▸ Written instruction
Reproduce the data in its entirety, exactly as supplied.

[Entries with figure data]
▶
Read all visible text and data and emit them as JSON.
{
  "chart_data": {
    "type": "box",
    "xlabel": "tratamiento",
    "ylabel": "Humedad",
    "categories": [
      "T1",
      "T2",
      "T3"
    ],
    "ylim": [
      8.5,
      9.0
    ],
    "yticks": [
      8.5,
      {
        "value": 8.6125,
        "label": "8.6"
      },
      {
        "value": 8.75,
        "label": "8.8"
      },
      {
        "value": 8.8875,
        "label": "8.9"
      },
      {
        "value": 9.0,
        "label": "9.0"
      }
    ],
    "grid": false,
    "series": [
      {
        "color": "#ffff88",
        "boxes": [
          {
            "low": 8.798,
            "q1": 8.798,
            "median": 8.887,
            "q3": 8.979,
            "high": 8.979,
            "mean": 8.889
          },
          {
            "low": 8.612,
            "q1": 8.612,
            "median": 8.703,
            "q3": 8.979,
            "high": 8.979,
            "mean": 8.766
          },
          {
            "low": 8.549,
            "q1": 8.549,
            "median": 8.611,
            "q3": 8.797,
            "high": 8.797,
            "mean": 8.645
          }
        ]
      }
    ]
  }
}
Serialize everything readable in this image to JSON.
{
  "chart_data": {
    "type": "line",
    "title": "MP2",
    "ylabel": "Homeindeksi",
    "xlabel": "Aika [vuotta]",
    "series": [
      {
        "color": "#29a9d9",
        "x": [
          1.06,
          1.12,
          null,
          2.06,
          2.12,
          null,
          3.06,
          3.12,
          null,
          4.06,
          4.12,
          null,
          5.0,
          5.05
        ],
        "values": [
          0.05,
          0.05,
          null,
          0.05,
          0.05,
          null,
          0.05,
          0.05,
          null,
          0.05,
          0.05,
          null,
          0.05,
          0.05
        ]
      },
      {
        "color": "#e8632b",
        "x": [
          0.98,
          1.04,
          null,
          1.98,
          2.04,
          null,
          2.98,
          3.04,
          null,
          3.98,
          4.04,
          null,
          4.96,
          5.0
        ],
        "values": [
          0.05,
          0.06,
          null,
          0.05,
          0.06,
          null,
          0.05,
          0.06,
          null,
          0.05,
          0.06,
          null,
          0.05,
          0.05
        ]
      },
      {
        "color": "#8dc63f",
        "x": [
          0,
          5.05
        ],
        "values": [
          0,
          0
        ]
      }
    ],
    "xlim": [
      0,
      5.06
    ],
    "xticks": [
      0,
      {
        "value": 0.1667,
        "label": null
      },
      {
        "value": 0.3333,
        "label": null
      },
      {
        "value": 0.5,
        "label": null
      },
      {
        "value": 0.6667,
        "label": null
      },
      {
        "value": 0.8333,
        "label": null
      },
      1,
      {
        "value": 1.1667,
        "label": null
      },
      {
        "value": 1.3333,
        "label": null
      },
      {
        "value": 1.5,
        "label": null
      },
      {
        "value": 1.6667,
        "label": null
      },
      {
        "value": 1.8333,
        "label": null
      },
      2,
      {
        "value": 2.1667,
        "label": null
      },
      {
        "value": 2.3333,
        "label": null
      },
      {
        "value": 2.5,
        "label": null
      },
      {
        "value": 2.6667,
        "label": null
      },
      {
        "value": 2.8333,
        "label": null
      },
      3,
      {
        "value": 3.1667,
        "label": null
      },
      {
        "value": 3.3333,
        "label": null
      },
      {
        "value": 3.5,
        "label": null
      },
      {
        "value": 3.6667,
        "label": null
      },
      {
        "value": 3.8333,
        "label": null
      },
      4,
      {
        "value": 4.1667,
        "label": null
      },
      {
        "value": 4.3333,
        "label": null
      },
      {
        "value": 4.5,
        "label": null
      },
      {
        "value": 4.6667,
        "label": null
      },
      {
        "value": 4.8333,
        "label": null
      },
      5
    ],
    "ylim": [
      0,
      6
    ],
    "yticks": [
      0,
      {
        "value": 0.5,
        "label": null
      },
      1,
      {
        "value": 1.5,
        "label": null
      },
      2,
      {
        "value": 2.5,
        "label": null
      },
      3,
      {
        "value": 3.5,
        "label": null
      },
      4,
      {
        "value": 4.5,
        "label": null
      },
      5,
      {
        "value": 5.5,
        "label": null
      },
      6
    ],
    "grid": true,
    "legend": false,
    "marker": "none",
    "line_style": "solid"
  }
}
◀
▸ Answer to the problem
Read all visible text and data and emit them as JSON.
{
  "chart_data": {
    "type": "box",
    "xlabel": "tratamiento",
    "ylabel": "Humedad",
    "categories": [
      "T1",
      "T2",
      "T3"
    ],
    "ylim": [
      8.5,
      9.0
    ],
    "yticks": [
      8.5,
      {
        "value": 8.6125,
        "label": "8.6"
      },
      {
        "value": 8.75,
        "label": "8.8"
      },
      {
        "value": 8.8875,
        "label": "8.9"
      },
      {
        "value": 9.0,
        "label": "9.0"
      }
    ],
    "grid": false,
    "series": [
      {
        "color": "#ffff88",
        "boxes": [
          {
            "low": 8.798,
            "q1": 8.798,
            "median": 8.887,
            "q3": 8.979,
            "high": 8.979,
            "mean": 8.889
          },
          {
            "low": 8.612,
            "q1": 8.612,
            "median": 8.703,
            "q3": 8.979,
            "high": 8.979,
            "mean": 8.766
          },
          {
            "low": 8.549,
            "q1": 8.549,
            "median": 8.611,
            "q3": 8.797,
            "high": 8.797,
            "mean": 8.645
          }
        ]
      }
    ]
  }
}
Serialize everything readable in this image to JSON.
{
  "chart_data": {
    "type": "line",
    "title": "MP2",
    "ylabel": "Homeindeksi",
    "xlabel": "Aika [vuotta]",
    "series": [
      {
        "color": "#29a9d9",
        "x": [
          1.06,
          1.12,
          null,
          2.06,
          2.12,
          null,
          3.06,
          3.12,
          null,
          4.06,
          4.12,
          null,
          5.0,
          5.05
        ],
        "values": [
          0.05,
          0.05,
          null,
          0.05,
          0.05,
          null,
          0.05,
          0.05,
          null,
          0.05,
          0.05,
          null,
          0.05,
          0.05
        ]
      },
      {
        "color": "#e8632b",
        "x": [
          0.98,
          1.04,
          null,
          1.98,
          2.04,
          null,
          2.98,
          3.04,
          null,
          3.98,
          4.04,
          null,
          4.96,
          5.0
        ],
        "values": [
          0.05,
          0.06,
          null,
          0.05,
          0.06,
          null,
          0.05,
          0.06,
          null,
          0.05,
          0.06,
          null,
          0.05,
          0.05
        ]
      },
      {
        "color": "#8dc63f",
        "x": [
          0,
          5.05
        ],
        "values": [
          0,
          0
        ]
      }
    ],
    "xlim": [
      0,
      5.06
    ],
    "xticks": [
      0,
      {
        "value": 0.1667,
        "label": null
      },
      {
        "value": 0.3333,
        "label": null
      },
      {
        "value": 0.5,
        "label": null
      },
      {
        "value": 0.6667,
        "label": null
      },
      {
        "value": 0.8333,
        "label": null
      },
      1,
      {
        "value": 1.1667,
        "label": null
      },
      {
        "value": 1.3333,
        "label": null
      },
      {
        "value": 1.5,
        "label": null
      },
      {
        "value": 1.6667,
        "label": null
      },
      {
        "value": 1.8333,
        "label": null
      },
      2,
      {
        "value": 2.1667,
        "label": null
      },
      {
        "value": 2.3333,
        "label": null
      },
      {
        "value": 2.5,
        "label": null
      },
      {
        "value": 2.6667,
        "label": null
      },
      {
        "value": 2.8333,
        "label": null
      },
      3,
      {
        "value": 3.1667,
        "label": null
      },
      {
        "value": 3.3333,
        "label": null
      },
      {
        "value": 3.5,
        "label": null
      },
      {
        "value": 3.6667,
        "label": null
      },
      {
        "value": 3.8333,
        "label": null
      },
      4,
      {
        "value": 4.1667,
        "label": null
      },
      {
        "value": 4.3333,
        "label": null
      },
      {
        "value": 4.5,
        "label": null
      },
      {
        "value": 4.6667,
        "label": null
      },
      {
        "value": 4.8333,
        "label": null
      },
      5
    ],
    "ylim": [
      0,
      6
    ],
    "yticks": [
      0,
      {
        "value": 0.5,
        "label": null
      },
      1,
      {
        "value": 1.5,
        "label": null
      },
      2,
      {
        "value": 2.5,
        "label": null
      },
      3,
      {
        "value": 3.5,
        "label": null
      },
      4,
      {
        "value": 4.5,
        "label": null
      },
      5,
      {
        "value": 5.5,
        "label": null
      },
      6
    ],
    "grid": true,
    "legend": false,
    "marker": "none",
    "line_style": "solid"
  }
}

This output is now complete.